Count how many lines of the data include "seat". The answer is that number and nothing else.

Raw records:

· · · ·

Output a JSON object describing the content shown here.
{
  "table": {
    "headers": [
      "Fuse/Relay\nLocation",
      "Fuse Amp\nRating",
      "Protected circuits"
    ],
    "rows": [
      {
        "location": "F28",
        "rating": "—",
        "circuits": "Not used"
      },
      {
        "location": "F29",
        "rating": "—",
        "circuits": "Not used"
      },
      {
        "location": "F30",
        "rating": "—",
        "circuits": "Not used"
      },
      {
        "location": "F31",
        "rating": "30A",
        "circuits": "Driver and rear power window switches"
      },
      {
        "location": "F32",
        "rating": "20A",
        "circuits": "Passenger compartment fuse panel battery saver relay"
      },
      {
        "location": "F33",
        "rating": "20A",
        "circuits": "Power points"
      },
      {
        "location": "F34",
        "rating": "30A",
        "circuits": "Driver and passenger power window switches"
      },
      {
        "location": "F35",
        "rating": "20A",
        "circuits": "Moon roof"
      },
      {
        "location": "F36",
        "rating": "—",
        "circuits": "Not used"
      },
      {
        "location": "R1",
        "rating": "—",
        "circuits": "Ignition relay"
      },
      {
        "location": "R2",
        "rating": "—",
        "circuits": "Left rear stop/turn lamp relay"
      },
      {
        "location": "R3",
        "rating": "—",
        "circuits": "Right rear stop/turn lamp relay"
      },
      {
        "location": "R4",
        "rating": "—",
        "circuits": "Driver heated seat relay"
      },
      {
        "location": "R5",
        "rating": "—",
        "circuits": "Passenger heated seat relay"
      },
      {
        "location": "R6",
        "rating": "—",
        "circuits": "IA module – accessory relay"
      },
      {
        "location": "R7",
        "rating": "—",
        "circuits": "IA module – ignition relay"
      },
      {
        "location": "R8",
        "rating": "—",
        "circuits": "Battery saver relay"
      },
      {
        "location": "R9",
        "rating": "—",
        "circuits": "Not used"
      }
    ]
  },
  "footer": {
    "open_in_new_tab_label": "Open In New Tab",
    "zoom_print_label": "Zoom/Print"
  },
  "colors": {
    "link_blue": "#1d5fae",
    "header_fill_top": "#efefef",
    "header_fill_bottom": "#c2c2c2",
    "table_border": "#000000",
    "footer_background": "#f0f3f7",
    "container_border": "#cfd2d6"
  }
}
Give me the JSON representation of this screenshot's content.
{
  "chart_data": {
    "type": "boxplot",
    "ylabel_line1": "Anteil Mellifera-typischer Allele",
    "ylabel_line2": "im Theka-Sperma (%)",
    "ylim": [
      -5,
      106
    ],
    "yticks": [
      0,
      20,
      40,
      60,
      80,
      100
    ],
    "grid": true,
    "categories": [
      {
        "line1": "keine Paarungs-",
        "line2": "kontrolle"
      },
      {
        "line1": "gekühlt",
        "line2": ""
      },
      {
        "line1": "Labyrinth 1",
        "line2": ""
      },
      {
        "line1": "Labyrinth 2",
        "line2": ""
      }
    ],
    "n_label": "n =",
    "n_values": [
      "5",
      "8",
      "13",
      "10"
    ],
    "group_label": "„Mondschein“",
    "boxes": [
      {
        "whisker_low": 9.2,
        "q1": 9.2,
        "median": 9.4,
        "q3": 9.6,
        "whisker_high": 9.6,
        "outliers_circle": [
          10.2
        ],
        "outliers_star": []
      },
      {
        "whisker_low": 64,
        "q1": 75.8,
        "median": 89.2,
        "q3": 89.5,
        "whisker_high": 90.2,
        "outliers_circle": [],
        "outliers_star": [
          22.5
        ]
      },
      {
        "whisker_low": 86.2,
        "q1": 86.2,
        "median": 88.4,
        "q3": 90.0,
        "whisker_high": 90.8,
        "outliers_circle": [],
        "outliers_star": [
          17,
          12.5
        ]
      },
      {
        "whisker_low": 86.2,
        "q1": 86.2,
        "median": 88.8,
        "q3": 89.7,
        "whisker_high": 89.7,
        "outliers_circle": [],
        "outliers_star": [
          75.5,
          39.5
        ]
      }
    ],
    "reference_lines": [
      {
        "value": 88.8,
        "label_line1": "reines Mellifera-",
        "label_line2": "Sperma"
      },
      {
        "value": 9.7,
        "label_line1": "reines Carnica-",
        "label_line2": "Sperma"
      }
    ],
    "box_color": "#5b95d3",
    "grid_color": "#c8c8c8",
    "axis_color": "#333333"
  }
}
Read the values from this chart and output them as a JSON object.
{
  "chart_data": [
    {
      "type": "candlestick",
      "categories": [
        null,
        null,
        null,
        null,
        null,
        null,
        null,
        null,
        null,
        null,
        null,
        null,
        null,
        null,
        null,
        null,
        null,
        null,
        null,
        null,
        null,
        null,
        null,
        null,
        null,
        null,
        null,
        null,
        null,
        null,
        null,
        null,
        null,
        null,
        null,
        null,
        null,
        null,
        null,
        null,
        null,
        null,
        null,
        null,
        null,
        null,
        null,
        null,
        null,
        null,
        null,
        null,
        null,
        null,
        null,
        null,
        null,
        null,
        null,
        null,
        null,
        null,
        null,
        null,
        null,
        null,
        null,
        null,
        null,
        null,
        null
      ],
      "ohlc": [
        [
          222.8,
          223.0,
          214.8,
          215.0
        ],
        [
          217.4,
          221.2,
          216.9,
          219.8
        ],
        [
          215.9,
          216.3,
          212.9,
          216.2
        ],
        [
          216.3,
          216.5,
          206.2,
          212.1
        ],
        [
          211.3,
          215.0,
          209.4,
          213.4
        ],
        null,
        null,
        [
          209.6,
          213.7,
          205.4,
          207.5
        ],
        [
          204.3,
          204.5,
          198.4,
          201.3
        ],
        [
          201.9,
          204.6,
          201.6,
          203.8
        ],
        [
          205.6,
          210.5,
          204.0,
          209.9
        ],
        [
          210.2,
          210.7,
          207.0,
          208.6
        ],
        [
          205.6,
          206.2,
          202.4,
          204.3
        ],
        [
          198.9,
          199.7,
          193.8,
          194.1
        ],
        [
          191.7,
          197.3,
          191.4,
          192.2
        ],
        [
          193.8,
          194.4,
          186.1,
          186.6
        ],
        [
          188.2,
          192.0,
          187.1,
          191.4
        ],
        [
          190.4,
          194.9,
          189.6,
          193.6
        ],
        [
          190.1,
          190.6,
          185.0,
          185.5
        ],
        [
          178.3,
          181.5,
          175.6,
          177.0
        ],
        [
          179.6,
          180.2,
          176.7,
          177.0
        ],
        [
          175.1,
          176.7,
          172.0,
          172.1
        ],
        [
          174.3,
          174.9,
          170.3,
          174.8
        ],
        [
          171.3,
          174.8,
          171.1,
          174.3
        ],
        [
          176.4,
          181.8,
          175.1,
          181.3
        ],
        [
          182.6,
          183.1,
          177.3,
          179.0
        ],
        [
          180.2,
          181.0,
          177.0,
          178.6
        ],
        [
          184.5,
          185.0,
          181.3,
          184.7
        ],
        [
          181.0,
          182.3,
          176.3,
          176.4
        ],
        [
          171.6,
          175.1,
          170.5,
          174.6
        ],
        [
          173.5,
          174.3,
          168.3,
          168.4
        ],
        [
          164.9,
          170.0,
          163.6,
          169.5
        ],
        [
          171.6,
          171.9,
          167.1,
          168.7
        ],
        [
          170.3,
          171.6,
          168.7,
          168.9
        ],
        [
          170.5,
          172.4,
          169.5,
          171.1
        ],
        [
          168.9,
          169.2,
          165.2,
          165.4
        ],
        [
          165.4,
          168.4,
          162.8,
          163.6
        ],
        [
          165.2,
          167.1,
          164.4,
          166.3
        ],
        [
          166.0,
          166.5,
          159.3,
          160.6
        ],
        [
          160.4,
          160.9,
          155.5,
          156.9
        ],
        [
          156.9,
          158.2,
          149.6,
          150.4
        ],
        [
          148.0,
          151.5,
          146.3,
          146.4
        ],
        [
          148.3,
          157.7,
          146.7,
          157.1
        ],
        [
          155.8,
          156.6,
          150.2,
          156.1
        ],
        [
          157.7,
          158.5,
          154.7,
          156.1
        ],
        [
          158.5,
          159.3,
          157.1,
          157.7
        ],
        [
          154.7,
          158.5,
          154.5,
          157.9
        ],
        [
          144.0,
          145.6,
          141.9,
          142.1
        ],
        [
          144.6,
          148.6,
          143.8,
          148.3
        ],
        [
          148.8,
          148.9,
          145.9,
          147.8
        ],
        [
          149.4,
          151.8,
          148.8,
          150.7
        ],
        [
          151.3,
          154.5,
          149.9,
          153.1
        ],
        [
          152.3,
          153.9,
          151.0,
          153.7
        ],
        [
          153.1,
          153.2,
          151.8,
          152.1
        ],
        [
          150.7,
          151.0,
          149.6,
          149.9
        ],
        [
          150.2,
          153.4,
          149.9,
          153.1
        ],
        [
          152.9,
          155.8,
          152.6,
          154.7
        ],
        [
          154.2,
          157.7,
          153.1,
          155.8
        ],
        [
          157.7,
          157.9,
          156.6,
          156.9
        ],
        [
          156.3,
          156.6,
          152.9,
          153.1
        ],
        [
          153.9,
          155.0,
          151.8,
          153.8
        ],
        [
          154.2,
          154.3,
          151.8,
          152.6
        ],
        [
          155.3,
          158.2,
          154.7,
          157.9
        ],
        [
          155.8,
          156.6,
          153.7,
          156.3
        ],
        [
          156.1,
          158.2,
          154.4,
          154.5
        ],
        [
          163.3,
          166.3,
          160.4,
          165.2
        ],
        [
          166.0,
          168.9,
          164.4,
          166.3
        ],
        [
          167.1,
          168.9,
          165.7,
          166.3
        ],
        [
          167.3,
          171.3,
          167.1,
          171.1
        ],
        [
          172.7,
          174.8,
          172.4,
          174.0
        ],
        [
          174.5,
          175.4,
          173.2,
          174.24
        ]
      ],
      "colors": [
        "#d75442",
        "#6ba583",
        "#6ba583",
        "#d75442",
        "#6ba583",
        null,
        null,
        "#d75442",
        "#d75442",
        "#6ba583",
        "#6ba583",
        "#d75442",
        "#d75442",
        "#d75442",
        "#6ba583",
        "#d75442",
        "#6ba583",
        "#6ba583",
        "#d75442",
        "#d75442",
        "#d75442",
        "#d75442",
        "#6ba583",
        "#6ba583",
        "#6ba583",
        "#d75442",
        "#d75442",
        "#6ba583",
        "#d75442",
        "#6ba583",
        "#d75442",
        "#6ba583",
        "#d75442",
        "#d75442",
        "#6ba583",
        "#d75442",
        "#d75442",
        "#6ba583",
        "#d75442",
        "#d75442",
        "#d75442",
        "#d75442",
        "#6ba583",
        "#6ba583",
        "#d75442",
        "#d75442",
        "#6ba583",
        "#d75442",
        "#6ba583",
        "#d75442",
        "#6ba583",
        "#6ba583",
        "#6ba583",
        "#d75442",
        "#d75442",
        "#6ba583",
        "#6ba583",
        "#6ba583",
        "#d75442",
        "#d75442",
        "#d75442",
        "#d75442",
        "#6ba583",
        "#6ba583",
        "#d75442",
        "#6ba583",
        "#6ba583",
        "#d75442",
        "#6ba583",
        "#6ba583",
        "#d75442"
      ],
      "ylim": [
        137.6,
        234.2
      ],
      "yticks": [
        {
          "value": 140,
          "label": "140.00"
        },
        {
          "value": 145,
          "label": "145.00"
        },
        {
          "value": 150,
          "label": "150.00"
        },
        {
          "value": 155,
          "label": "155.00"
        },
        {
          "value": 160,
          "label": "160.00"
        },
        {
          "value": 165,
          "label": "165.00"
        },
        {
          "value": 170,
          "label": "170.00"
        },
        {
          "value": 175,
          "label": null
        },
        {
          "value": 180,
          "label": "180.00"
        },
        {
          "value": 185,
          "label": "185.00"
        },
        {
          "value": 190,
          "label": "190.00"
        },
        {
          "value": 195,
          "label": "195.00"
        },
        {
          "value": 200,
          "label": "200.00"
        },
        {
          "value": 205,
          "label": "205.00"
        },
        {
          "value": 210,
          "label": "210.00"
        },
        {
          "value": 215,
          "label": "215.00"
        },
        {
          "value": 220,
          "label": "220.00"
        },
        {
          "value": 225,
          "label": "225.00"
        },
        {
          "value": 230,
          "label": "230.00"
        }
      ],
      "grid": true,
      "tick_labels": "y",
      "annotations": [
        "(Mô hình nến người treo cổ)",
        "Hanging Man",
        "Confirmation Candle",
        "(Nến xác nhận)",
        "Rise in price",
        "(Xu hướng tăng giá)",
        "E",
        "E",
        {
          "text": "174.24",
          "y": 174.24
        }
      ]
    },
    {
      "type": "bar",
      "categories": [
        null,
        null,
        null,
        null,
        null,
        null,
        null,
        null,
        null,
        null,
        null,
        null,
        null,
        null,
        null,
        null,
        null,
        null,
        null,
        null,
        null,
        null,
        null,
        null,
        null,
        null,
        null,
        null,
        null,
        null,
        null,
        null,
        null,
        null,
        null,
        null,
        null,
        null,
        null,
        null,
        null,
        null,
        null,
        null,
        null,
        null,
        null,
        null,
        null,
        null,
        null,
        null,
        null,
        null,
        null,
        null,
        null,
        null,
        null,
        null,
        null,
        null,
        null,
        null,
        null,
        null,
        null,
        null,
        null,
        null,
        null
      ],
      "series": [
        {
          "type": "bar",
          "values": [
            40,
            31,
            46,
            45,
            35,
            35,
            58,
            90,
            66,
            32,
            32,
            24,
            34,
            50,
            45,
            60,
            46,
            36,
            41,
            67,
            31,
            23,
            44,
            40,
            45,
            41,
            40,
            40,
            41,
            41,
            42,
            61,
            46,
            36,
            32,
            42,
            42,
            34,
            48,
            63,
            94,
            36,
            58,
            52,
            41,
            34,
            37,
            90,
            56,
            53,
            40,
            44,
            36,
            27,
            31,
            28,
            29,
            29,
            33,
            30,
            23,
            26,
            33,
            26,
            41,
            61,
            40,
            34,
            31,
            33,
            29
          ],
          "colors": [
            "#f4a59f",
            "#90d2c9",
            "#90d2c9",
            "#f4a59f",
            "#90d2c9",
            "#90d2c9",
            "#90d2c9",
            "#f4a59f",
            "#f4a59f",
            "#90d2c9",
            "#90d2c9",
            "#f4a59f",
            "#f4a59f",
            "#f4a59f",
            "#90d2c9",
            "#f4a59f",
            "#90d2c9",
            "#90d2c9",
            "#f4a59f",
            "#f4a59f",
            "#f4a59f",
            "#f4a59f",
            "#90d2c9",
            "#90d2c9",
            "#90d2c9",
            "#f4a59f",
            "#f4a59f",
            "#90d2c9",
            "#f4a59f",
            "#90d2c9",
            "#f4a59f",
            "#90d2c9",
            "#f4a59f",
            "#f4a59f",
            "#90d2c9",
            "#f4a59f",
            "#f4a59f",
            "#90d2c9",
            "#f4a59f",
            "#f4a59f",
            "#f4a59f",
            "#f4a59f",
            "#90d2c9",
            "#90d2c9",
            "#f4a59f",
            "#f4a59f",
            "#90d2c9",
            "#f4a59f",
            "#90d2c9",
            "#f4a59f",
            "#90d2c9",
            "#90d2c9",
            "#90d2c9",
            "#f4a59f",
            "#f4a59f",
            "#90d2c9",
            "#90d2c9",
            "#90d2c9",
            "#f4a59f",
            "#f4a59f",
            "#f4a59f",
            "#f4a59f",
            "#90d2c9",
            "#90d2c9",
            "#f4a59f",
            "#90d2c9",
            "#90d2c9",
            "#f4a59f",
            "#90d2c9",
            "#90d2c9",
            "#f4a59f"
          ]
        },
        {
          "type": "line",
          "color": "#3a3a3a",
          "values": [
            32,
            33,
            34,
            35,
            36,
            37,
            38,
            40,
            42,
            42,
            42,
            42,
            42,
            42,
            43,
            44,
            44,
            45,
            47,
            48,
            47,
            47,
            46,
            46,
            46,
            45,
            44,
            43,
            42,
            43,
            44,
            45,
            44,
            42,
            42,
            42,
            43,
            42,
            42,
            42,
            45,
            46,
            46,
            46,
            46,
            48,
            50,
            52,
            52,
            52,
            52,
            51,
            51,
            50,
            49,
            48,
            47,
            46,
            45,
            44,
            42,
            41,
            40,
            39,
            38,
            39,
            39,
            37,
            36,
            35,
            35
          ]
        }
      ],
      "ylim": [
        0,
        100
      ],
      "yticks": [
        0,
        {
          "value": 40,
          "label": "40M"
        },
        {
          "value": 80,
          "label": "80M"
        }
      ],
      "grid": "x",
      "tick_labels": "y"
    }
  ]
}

· · · ·

**Task output:**
2